Collected data
____
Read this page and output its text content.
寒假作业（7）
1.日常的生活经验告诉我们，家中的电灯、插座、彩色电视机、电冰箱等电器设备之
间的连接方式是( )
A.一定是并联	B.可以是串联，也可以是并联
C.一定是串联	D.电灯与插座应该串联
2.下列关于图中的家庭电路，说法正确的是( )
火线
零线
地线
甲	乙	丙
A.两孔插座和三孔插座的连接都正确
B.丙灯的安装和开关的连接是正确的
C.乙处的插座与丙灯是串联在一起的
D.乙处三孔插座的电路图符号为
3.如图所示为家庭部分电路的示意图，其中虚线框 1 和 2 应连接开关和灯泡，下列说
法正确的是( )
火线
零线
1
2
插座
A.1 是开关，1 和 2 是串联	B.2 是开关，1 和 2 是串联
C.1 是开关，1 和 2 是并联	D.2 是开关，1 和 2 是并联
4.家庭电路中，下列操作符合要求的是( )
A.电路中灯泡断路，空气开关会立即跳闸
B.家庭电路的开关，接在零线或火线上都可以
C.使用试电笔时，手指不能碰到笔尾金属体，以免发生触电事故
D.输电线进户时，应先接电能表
____
Generate an exact reproduction of all entries.

Read this page and output its text content.
寒假作业（7）
1.日常的生活经验告诉我们，家中的电灯、插座、彩色电视机、电冰箱等电器设备之
间的连接方式是( )
A.一定是并联	B.可以是串联，也可以是并联
C.一定是串联	D.电灯与插座应该串联
2.下列关于图中的家庭电路，说法正确的是( )
火线
零线
地线
甲	乙	丙
A.两孔插座和三孔插座的连接都正确
B.丙灯的安装和开关的连接是正确的
C.乙处的插座与丙灯是串联在一起的
D.乙处三孔插座的电路图符号为
3.如图所示为家庭部分电路的示意图，其中虚线框 1 和 2 应连接开关和灯泡，下列说
法正确的是( )
火线
零线
1
2
插座
A.1 是开关，1 和 2 是串联	B.2 是开关，1 和 2 是串联
C.1 是开关，1 和 2 是并联	D.2 是开关，1 和 2 是并联
4.家庭电路中，下列操作符合要求的是( )
A.电路中灯泡断路，空气开关会立即跳闸
B.家庭电路的开关，接在零线或火线上都可以
C.使用试电笔时，手指不能碰到笔尾金属体，以免发生触电事故
D.输电线进户时，应先接电能表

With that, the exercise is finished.